(Extracts from a graphics dataset)

━━━━

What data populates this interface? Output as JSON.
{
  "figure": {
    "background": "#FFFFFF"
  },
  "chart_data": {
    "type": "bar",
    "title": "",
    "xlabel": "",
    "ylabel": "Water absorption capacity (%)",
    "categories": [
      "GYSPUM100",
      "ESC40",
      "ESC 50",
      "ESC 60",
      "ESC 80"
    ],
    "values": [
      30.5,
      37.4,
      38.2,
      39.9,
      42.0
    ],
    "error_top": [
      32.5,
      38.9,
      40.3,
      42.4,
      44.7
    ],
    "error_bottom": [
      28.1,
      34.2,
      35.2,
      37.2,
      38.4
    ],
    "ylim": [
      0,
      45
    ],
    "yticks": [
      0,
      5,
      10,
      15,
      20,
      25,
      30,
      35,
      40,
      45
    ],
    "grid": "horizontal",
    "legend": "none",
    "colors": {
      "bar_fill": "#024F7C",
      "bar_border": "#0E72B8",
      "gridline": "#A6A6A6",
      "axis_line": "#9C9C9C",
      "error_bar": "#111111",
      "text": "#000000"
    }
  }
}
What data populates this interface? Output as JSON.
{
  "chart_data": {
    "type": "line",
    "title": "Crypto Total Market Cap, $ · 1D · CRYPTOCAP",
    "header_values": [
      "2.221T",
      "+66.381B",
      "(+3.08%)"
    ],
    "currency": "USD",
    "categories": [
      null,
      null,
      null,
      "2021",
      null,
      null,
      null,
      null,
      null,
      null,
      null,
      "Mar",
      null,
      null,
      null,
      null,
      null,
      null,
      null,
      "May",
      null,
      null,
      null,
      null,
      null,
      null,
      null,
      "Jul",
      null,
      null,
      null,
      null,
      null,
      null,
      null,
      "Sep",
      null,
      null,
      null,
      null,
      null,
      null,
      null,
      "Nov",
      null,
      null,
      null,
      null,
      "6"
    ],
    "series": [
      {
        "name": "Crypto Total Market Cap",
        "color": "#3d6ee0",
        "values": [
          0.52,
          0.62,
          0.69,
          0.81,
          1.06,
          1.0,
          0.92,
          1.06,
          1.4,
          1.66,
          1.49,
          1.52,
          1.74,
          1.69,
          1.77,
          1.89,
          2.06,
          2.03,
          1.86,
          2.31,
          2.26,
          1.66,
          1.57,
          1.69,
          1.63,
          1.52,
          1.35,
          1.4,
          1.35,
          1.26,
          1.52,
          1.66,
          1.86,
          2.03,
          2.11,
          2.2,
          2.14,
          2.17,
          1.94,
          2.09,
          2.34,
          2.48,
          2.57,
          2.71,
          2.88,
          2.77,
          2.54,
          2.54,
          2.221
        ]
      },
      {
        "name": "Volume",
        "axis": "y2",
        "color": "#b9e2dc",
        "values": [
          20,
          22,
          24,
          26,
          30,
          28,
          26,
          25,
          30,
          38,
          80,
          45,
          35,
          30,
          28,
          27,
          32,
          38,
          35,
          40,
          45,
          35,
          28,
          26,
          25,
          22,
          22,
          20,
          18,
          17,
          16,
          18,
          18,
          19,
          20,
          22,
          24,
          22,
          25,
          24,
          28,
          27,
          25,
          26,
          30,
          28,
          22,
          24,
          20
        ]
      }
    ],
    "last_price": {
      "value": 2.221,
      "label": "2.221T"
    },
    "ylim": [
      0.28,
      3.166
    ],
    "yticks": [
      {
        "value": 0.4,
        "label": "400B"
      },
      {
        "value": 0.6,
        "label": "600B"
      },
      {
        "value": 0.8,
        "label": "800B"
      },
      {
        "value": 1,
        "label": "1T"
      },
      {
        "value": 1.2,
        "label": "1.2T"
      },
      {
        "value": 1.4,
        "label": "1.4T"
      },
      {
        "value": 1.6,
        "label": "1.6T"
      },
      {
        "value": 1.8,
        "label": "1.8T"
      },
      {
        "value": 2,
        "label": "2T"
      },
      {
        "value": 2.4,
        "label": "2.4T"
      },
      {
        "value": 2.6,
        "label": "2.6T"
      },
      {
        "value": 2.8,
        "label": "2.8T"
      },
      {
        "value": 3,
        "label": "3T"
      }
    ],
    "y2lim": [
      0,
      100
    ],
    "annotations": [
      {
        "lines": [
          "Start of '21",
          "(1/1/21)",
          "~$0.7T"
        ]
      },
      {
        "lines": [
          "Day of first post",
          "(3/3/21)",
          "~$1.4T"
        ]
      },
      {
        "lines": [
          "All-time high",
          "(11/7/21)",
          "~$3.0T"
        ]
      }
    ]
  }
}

━━━━

→ Given instruction: Retype all the material above precisely, with no line left out.

→ Final result:
What data populates this interface? Output as JSON.
{
  "figure": {
    "background": "#FFFFFF"
  },
  "chart_data": {
    "type": "bar",
    "title": "",
    "xlabel": "",
    "ylabel": "Water absorption capacity (%)",
    "categories": [
      "GYSPUM100",
      "ESC40",
      "ESC 50",
      "ESC 60",
      "ESC 80"
    ],
    "values": [
      30.5,
      37.4,
      38.2,
      39.9,
      42.0
    ],
    "error_top": [
      32.5,
      38.9,
      40.3,
      42.4,
      44.7
    ],
    "error_bottom": [
      28.1,
      34.2,
      35.2,
      37.2,
      38.4
    ],
    "ylim": [
      0,
      45
    ],
    "yticks": [
      0,
      5,
      10,
      15,
      20,
      25,
      30,
      35,
      40,
      45
    ],
    "grid": "horizontal",
    "legend": "none",
    "colors": {
      "bar_fill": "#024F7C",
      "bar_border": "#0E72B8",
      "gridline": "#A6A6A6",
      "axis_line": "#9C9C9C",
      "error_bar": "#111111",
      "text": "#000000"
    }
  }
}
What data populates this interface? Output as JSON.
{
  "chart_data": {
    "type": "line",
    "title": "Crypto Total Market Cap, $ · 1D · CRYPTOCAP",
    "header_values": [
      "2.221T",
      "+66.381B",
      "(+3.08%)"
    ],
    "currency": "USD",
    "categories": [
      null,
      null,
      null,
      "2021",
      null,
      null,
      null,
      null,
      null,
      null,
      null,
      "Mar",
      null,
      null,
      null,
      null,
      null,
      null,
      null,
      "May",
      null,
      null,
      null,
      null,
      null,
      null,
      null,
      "Jul",
      null,
      null,
      null,
      null,
      null,
      null,
      null,
      "Sep",
      null,
      null,
      null,
      null,
      null,
      null,
      null,
      "Nov",
      null,
      null,
      null,
      null,
      "6"
    ],
    "series": [
      {
        "name": "Crypto Total Market Cap",
        "color": "#3d6ee0",
        "values": [
          0.52,
          0.62,
          0.69,
          0.81,
          1.06,
          1.0,
          0.92,
          1.06,
          1.4,
          1.66,
          1.49,
          1.52,
          1.74,
          1.69,
          1.77,
          1.89,
          2.06,
          2.03,
          1.86,
          2.31,
          2.26,
          1.66,
          1.57,
          1.69,
          1.63,
          1.52,
          1.35,
          1.4,
          1.35,
          1.26,
          1.52,
          1.66,
          1.86,
          2.03,
          2.11,
          2.2,
          2.14,
          2.17,
          1.94,
          2.09,
          2.34,
          2.48,
          2.57,
          2.71,
          2.88,
          2.77,
          2.54,
          2.54,
          2.221
        ]
      },
      {
        "name": "Volume",
        "axis": "y2",
        "color": "#b9e2dc",
        "values": [
          20,
          22,
          24,
          26,
          30,
          28,
          26,
          25,
          30,
          38,
          80,
          45,
          35,
          30,
          28,
          27,
          32,
          38,
          35,
          40,
          45,
          35,
          28,
          26,
          25,
          22,
          22,
          20,
          18,
          17,
          16,
          18,
          18,
          19,
          20,
          22,
          24,
          22,
          25,
          24,
          28,
          27,
          25,
          26,
          30,
          28,
          22,
          24,
          20
        ]
      }
    ],
    "last_price": {
      "value": 2.221,
      "label": "2.221T"
    },
    "ylim": [
      0.28,
      3.166
    ],
    "yticks": [
      {
        "value": 0.4,
        "label": "400B"
      },
      {
        "value": 0.6,
        "label": "600B"
      },
      {
        "value": 0.8,
        "label": "800B"
      },
      {
        "value": 1,
        "label": "1T"
      },
      {
        "value": 1.2,
        "label": "1.2T"
      },
      {
        "value": 1.4,
        "label": "1.4T"
      },
      {
        "value": 1.6,
        "label": "1.6T"
      },
      {
        "value": 1.8,
        "label": "1.8T"
      },
      {
        "value": 2,
        "label": "2T"
      },
      {
        "value": 2.4,
        "label": "2.4T"
      },
      {
        "value": 2.6,
        "label": "2.6T"
      },
      {
        "value": 2.8,
        "label": "2.8T"
      },
      {
        "value": 3,
        "label": "3T"
      }
    ],
    "y2lim": [
      0,
      100
    ],
    "annotations": [
      {
        "lines": [
          "Start of '21",
          "(1/1/21)",
          "~$0.7T"
        ]
      },
      {
        "lines": [
          "Day of first post",
          "(3/3/21)",
          "~$1.4T"
        ]
      },
      {
        "lines": [
          "All-time high",
          "(11/7/21)",
          "~$3.0T"
        ]
      }
    ]
  }
}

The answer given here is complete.